**Exercise prompt**. Print each of the entries below without changing anything in them.

___

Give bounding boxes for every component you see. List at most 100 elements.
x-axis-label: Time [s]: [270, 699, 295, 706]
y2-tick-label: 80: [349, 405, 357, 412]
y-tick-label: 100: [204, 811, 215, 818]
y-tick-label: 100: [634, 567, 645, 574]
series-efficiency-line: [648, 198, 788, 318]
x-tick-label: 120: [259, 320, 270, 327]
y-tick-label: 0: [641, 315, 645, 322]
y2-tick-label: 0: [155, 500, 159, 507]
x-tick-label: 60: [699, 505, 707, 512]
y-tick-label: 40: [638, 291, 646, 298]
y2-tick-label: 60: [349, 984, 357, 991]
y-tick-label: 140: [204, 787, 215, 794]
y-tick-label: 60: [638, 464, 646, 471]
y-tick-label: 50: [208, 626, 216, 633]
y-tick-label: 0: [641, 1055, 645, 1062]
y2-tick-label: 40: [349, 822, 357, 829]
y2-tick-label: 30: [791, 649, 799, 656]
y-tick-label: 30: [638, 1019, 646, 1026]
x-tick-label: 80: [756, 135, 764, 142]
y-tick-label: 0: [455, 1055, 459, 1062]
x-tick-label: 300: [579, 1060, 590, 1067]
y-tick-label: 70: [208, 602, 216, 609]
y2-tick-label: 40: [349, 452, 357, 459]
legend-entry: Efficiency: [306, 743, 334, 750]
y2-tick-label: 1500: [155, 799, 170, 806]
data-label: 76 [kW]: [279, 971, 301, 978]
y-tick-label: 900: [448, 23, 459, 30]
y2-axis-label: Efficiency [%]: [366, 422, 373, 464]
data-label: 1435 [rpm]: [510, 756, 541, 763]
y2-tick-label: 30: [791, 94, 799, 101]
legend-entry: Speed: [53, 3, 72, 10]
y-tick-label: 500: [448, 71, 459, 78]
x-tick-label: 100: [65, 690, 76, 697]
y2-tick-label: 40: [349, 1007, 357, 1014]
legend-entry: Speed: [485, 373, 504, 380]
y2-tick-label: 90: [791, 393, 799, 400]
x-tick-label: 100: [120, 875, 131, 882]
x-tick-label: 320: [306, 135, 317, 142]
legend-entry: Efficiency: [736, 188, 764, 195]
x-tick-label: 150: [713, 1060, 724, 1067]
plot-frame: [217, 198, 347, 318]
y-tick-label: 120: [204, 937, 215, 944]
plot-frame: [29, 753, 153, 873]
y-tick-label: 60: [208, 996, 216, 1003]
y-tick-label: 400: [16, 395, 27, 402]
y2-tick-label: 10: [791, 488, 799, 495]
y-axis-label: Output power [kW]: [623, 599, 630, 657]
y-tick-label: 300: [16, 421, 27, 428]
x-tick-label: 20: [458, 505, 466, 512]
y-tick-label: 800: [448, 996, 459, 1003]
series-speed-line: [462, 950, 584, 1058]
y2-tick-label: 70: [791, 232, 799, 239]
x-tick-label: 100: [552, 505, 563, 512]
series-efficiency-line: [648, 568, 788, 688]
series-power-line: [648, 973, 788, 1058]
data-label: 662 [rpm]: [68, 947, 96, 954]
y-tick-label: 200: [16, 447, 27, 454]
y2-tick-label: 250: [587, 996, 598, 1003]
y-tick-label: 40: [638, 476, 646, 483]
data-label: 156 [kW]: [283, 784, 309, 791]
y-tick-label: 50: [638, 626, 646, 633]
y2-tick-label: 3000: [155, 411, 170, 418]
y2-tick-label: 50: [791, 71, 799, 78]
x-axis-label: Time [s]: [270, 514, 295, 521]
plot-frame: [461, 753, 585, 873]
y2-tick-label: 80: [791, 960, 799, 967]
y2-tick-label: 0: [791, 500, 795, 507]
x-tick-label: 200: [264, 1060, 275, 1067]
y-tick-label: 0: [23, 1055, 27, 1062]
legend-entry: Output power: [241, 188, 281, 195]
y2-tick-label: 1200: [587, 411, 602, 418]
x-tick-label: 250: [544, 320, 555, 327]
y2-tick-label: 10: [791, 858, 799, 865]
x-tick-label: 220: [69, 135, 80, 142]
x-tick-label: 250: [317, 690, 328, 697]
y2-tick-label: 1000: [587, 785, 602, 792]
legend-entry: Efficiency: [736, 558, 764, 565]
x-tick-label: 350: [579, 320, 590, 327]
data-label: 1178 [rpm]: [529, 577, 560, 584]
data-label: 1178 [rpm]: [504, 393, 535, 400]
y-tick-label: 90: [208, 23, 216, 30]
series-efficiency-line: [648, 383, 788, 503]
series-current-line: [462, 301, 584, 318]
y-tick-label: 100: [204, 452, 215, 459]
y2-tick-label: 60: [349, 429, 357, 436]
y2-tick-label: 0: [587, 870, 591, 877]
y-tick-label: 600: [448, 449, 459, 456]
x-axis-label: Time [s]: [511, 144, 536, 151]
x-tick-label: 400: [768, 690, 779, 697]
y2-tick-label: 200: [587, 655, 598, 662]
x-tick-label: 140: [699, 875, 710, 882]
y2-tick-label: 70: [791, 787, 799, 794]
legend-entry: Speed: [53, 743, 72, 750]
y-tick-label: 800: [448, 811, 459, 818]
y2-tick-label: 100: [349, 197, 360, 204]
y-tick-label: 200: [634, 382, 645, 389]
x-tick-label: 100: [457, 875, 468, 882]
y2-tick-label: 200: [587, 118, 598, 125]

___

**Full answer**.
Give bounding boxes for every component you see. List at most 100 elements.
x-axis-label: Time [s]: [270, 699, 295, 706]
y2-tick-label: 80: [349, 405, 357, 412]
y-tick-label: 100: [204, 811, 215, 818]
y-tick-label: 100: [634, 567, 645, 574]
series-efficiency-line: [648, 198, 788, 318]
x-tick-label: 120: [259, 320, 270, 327]
y-tick-label: 0: [641, 315, 645, 322]
y2-tick-label: 0: [155, 500, 159, 507]
x-tick-label: 60: [699, 505, 707, 512]
y-tick-label: 40: [638, 291, 646, 298]
y2-tick-label: 60: [349, 984, 357, 991]
y-tick-label: 140: [204, 787, 215, 794]
y-tick-label: 60: [638, 464, 646, 471]
y-tick-label: 50: [208, 626, 216, 633]
y-tick-label: 0: [641, 1055, 645, 1062]
y2-tick-label: 40: [349, 822, 357, 829]
y2-tick-label: 30: [791, 649, 799, 656]
y-tick-label: 30: [638, 1019, 646, 1026]
x-tick-label: 80: [756, 135, 764, 142]
y-tick-label: 0: [455, 1055, 459, 1062]
x-tick-label: 300: [579, 1060, 590, 1067]
y-tick-label: 70: [208, 602, 216, 609]
y2-tick-label: 40: [349, 452, 357, 459]
legend-entry: Efficiency: [306, 743, 334, 750]
y2-tick-label: 1500: [155, 799, 170, 806]
data-label: 76 [kW]: [279, 971, 301, 978]
y-tick-label: 900: [448, 23, 459, 30]
y2-axis-label: Efficiency [%]: [366, 422, 373, 464]
data-label: 1435 [rpm]: [510, 756, 541, 763]
y2-tick-label: 30: [791, 94, 799, 101]
legend-entry: Speed: [53, 3, 72, 10]
y-tick-label: 500: [448, 71, 459, 78]
x-tick-label: 100: [65, 690, 76, 697]
y2-tick-label: 40: [349, 1007, 357, 1014]
legend-entry: Speed: [485, 373, 504, 380]
y2-tick-label: 90: [791, 393, 799, 400]
x-tick-label: 100: [120, 875, 131, 882]
x-tick-label: 320: [306, 135, 317, 142]
legend-entry: Efficiency: [736, 188, 764, 195]
x-tick-label: 150: [713, 1060, 724, 1067]
plot-frame: [217, 198, 347, 318]
y-tick-label: 120: [204, 937, 215, 944]
plot-frame: [29, 753, 153, 873]
y-tick-label: 60: [208, 996, 216, 1003]
y-tick-label: 400: [16, 395, 27, 402]
y2-tick-label: 10: [791, 488, 799, 495]
y-axis-label: Output power [kW]: [623, 599, 630, 657]
y-tick-label: 300: [16, 421, 27, 428]
x-tick-label: 20: [458, 505, 466, 512]
y-tick-label: 800: [448, 996, 459, 1003]
series-speed-line: [462, 950, 584, 1058]
y2-tick-label: 70: [791, 232, 799, 239]
x-tick-label: 100: [552, 505, 563, 512]
series-efficiency-line: [648, 568, 788, 688]
series-power-line: [648, 973, 788, 1058]
data-label: 662 [rpm]: [68, 947, 96, 954]
y-tick-label: 200: [16, 447, 27, 454]
y2-tick-label: 250: [587, 996, 598, 1003]
y-tick-label: 40: [638, 476, 646, 483]
data-label: 156 [kW]: [283, 784, 309, 791]
y-tick-label: 50: [638, 626, 646, 633]
y2-tick-label: 3000: [155, 411, 170, 418]
y2-tick-label: 50: [791, 71, 799, 78]
x-axis-label: Time [s]: [270, 514, 295, 521]
plot-frame: [461, 753, 585, 873]
y2-tick-label: 80: [791, 960, 799, 967]
y2-tick-label: 0: [791, 500, 795, 507]
x-tick-label: 200: [264, 1060, 275, 1067]
y-tick-label: 0: [23, 1055, 27, 1062]
legend-entry: Output power: [241, 188, 281, 195]
y2-tick-label: 1200: [587, 411, 602, 418]
x-tick-label: 250: [544, 320, 555, 327]
y2-tick-label: 10: [791, 858, 799, 865]
x-tick-label: 220: [69, 135, 80, 142]
x-tick-label: 250: [317, 690, 328, 697]
y2-tick-label: 1000: [587, 785, 602, 792]
legend-entry: Efficiency: [736, 558, 764, 565]
x-tick-label: 350: [579, 320, 590, 327]
data-label: 1178 [rpm]: [529, 577, 560, 584]
data-label: 1178 [rpm]: [504, 393, 535, 400]
y-tick-label: 90: [208, 23, 216, 30]
series-efficiency-line: [648, 383, 788, 503]
series-current-line: [462, 301, 584, 318]
y-tick-label: 100: [204, 452, 215, 459]
y2-tick-label: 60: [349, 429, 357, 436]
y2-tick-label: 0: [587, 870, 591, 877]
y-tick-label: 600: [448, 449, 459, 456]
x-axis-label: Time [s]: [511, 144, 536, 151]
x-tick-label: 400: [768, 690, 779, 697]
y2-tick-label: 200: [587, 655, 598, 662]
x-tick-label: 140: [699, 875, 710, 882]
y2-tick-label: 70: [791, 787, 799, 794]
legend-entry: Speed: [53, 743, 72, 750]
y-tick-label: 800: [448, 811, 459, 818]
y2-tick-label: 100: [349, 197, 360, 204]
y-tick-label: 200: [634, 382, 645, 389]
x-tick-label: 100: [457, 875, 468, 882]
y2-tick-label: 200: [587, 118, 598, 125]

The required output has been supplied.